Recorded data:
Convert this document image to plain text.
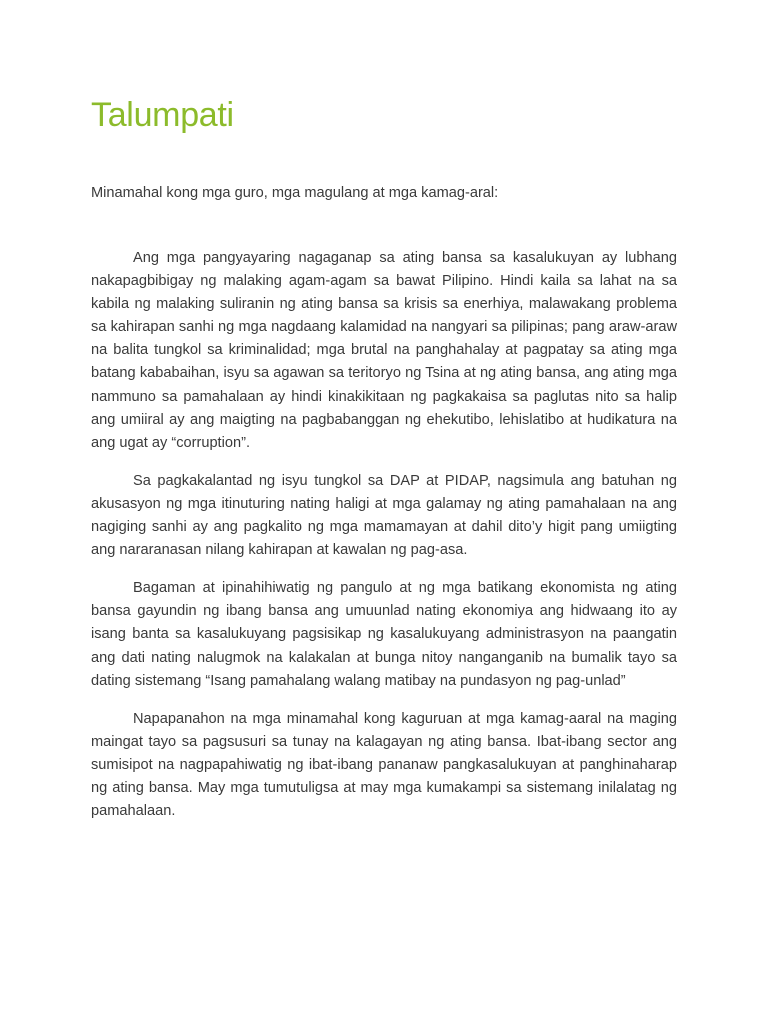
Talumpati

Minamahal kong mga guro, mga magulang at mga kamag-aral:

Ang mga pangyayaring nagaganap sa ating bansa sa kasalukuyan ay lubhang nakapagbibigay ng malaking agam-agam sa bawat Pilipino. Hindi kaila sa lahat na sa kabila ng malaking suliranin ng ating bansa sa krisis sa enerhiya, malawakang problema sa kahirapan sanhi ng mga nagdaang kalamidad na nangyari sa pilipinas; pang araw-araw na balita tungkol sa kriminalidad; mga brutal na panghahalay at pagpatay sa ating mga batang kababaihan, isyu sa agawan sa teritoryo ng Tsina at ng ating bansa, ang ating mga nammuno sa pamahalaan ay hindi kinakikitaan ng pagkakaisa sa paglutas nito sa halip ang umiiral ay ang maigting na pagbabanggan ng ehekutibo, lehislatibo at hudikatura na ang ugat ay “corruption”.

Sa pagkakalantad ng isyu tungkol sa DAP at PIDAP, nagsimula ang batuhan ng akusasyon ng mga itinuturing nating haligi at mga galamay ng ating pamahalaan na ang nagiging sanhi ay ang pagkalito ng mga mamamayan at dahil dito’y higit pang umiigting ang nararanasan nilang kahirapan at kawalan ng pag-asa.

Bagaman at ipinahihiwatig ng pangulo at ng mga batikang ekonomista ng ating bansa gayundin ng ibang bansa ang umuunlad nating ekonomiya ang hidwaang ito ay isang banta sa kasalukuyang pagsisikap ng kasalukuyang administrasyon na paangatin ang dati nating nalugmok na kalakalan at bunga nitoy nanganganib na bumalik tayo sa dating sistemang “Isang pamahalang walang matibay na pundasyon ng pag-unlad”

Napapanahon na mga minamahal kong kaguruan at mga kamag-aaral na maging maingat tayo sa pagsusuri sa tunay na kalagayan ng ating bansa. Ibat-ibang sector ang sumisipot na nagpapahiwatig ng ibat-ibang pananaw pangkasalukuyan at panghinaharap ng ating bansa. May mga tumutuligsa at may mga kumakampi sa sistemang inilalatag ng pamahalaan.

WHAT YOU WILL DO:
Print the complete listing exactly, apart from any pictures.

TASK RESPONSE:
Convert this document image to plain text.
Talumpati

Minamahal kong mga guro, mga magulang at mga kamag-aral:

Ang mga pangyayaring nagaganap sa ating bansa sa kasalukuyan ay lubhang nakapagbibigay ng malaking agam-agam sa bawat Pilipino. Hindi kaila sa lahat na sa kabila ng malaking suliranin ng ating bansa sa krisis sa enerhiya, malawakang problema sa kahirapan sanhi ng mga nagdaang kalamidad na nangyari sa pilipinas; pang araw-araw na balita tungkol sa kriminalidad; mga brutal na panghahalay at pagpatay sa ating mga batang kababaihan, isyu sa agawan sa teritoryo ng Tsina at ng ating bansa, ang ating mga nammuno sa pamahalaan ay hindi kinakikitaan ng pagkakaisa sa paglutas nito sa halip ang umiiral ay ang maigting na pagbabanggan ng ehekutibo, lehislatibo at hudikatura na ang ugat ay “corruption”.

Sa pagkakalantad ng isyu tungkol sa DAP at PIDAP, nagsimula ang batuhan ng akusasyon ng mga itinuturing nating haligi at mga galamay ng ating pamahalaan na ang nagiging sanhi ay ang pagkalito ng mga mamamayan at dahil dito’y higit pang umiigting ang nararanasan nilang kahirapan at kawalan ng pag-asa.

Bagaman at ipinahihiwatig ng pangulo at ng mga batikang ekonomista ng ating bansa gayundin ng ibang bansa ang umuunlad nating ekonomiya ang hidwaang ito ay isang banta sa kasalukuyang pagsisikap ng kasalukuyang administrasyon na paangatin ang dati nating nalugmok na kalakalan at bunga nitoy nanganganib na bumalik tayo sa dating sistemang “Isang pamahalang walang matibay na pundasyon ng pag-unlad”

Napapanahon na mga minamahal kong kaguruan at mga kamag-aaral na maging maingat tayo sa pagsusuri sa tunay na kalagayan ng ating bansa. Ibat-ibang sector ang sumisipot na nagpapahiwatig ng ibat-ibang pananaw pangkasalukuyan at panghinaharap ng ating bansa. May mga tumutuligsa at may mga kumakampi sa sistemang inilalatag ng pamahalaan.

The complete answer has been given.